Dataset entries:
+ + + + + + +

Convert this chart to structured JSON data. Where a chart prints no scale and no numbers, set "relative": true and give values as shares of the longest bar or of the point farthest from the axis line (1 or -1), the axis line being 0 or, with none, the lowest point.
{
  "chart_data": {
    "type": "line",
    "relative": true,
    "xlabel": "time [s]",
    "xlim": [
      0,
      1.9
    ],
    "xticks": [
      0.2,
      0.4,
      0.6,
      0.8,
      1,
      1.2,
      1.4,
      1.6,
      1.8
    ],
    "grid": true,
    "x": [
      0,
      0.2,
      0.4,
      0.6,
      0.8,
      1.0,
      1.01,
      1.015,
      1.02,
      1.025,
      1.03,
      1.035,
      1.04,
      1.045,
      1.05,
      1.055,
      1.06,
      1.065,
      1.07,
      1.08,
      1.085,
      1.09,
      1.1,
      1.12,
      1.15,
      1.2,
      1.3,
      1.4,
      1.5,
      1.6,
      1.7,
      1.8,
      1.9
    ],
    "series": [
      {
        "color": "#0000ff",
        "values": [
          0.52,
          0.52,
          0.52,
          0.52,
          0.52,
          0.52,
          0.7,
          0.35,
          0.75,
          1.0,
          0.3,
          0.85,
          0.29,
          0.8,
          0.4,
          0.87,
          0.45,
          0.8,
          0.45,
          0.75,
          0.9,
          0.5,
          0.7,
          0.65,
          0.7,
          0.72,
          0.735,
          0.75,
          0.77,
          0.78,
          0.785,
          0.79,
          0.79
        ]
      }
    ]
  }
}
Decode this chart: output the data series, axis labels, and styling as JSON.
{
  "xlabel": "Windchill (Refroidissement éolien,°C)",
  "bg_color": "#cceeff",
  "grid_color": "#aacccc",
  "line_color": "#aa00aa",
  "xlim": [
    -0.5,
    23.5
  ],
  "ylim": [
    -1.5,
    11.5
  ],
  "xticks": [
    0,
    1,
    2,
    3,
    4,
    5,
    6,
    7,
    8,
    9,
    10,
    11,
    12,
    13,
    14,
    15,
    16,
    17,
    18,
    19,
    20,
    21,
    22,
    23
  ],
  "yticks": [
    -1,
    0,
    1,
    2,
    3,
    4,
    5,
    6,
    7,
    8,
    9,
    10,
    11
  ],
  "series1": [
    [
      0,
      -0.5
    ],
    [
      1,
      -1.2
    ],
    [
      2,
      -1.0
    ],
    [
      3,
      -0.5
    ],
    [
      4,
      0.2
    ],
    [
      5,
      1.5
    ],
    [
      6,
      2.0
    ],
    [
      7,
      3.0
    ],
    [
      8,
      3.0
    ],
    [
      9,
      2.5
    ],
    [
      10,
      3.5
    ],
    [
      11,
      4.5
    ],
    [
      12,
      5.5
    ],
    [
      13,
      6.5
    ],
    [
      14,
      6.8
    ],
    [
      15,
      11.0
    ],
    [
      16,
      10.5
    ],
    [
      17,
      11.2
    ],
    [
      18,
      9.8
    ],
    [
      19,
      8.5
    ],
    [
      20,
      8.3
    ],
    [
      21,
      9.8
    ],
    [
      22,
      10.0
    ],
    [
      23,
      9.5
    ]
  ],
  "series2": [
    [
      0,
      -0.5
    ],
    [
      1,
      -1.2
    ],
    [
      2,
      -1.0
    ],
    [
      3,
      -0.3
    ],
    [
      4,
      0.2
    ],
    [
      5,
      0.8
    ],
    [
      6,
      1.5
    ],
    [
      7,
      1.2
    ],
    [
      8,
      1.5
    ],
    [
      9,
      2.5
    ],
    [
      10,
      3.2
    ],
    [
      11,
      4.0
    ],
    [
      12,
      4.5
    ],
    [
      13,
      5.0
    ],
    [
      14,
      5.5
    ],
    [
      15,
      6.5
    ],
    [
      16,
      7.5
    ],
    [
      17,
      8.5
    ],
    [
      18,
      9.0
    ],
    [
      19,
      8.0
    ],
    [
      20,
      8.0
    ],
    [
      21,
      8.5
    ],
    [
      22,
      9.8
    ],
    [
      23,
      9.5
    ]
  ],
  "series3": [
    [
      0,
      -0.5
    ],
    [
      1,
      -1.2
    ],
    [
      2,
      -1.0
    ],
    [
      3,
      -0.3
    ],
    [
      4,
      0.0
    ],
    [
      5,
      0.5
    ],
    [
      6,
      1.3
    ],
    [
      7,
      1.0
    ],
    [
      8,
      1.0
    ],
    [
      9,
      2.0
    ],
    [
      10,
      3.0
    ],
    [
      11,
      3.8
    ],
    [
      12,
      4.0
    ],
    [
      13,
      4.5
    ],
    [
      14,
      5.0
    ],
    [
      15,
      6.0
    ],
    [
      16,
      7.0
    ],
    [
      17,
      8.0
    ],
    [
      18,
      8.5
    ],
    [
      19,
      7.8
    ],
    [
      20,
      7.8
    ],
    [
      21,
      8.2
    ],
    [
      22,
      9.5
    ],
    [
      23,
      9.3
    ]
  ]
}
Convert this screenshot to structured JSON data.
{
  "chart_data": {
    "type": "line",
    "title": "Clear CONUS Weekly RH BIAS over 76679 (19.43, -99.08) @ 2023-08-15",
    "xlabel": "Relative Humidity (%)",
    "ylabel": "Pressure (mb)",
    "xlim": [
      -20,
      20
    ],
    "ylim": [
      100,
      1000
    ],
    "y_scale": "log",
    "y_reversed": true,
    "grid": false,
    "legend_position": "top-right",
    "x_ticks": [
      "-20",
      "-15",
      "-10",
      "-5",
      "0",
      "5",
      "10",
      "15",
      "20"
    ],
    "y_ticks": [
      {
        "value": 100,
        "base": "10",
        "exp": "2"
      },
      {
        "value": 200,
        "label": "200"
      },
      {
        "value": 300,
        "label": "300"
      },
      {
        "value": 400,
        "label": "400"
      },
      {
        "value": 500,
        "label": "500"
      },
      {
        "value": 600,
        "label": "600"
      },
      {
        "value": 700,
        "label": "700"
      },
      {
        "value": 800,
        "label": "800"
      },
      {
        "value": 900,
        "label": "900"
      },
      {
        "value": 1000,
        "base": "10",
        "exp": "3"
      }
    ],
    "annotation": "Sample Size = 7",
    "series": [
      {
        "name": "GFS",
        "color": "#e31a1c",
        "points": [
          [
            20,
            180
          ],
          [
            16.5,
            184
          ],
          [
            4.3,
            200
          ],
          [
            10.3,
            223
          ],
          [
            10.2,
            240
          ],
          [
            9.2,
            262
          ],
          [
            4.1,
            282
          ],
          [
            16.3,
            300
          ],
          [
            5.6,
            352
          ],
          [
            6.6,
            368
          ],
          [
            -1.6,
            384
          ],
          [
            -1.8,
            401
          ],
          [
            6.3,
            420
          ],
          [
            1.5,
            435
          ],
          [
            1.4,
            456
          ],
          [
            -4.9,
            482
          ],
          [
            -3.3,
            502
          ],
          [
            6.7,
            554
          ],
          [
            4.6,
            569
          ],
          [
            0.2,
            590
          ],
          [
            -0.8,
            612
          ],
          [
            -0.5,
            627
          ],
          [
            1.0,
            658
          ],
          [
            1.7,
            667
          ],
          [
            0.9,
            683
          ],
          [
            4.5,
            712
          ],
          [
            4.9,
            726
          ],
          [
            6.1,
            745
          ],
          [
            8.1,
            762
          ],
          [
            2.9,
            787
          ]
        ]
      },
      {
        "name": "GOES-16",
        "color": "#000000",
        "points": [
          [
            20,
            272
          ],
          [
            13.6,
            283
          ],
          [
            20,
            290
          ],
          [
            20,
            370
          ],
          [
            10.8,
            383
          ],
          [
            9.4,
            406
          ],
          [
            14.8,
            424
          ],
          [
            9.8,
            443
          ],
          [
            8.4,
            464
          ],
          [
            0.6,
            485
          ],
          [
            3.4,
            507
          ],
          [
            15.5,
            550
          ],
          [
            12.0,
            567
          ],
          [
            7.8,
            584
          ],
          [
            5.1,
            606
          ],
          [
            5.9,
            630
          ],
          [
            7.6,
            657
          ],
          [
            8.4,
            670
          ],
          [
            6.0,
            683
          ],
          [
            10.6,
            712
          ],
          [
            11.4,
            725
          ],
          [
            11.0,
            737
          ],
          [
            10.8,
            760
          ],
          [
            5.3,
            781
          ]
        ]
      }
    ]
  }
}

+ + + + + + +

EXERCISE ▸ Gather from the records above every line containing the string "this".

IN RESPONSE ▸
Convert this chart to structured JSON data. Where a chart prints no scale and no numbers, set "relative": true and give values as shares of the longest bar or of the point farthest from the axis line (1 or -1), the axis line being 0 or, with none, the lowest point.
Decode this chart: output the data series, axis labels, and styling as JSON.
Convert this screenshot to structured JSON data.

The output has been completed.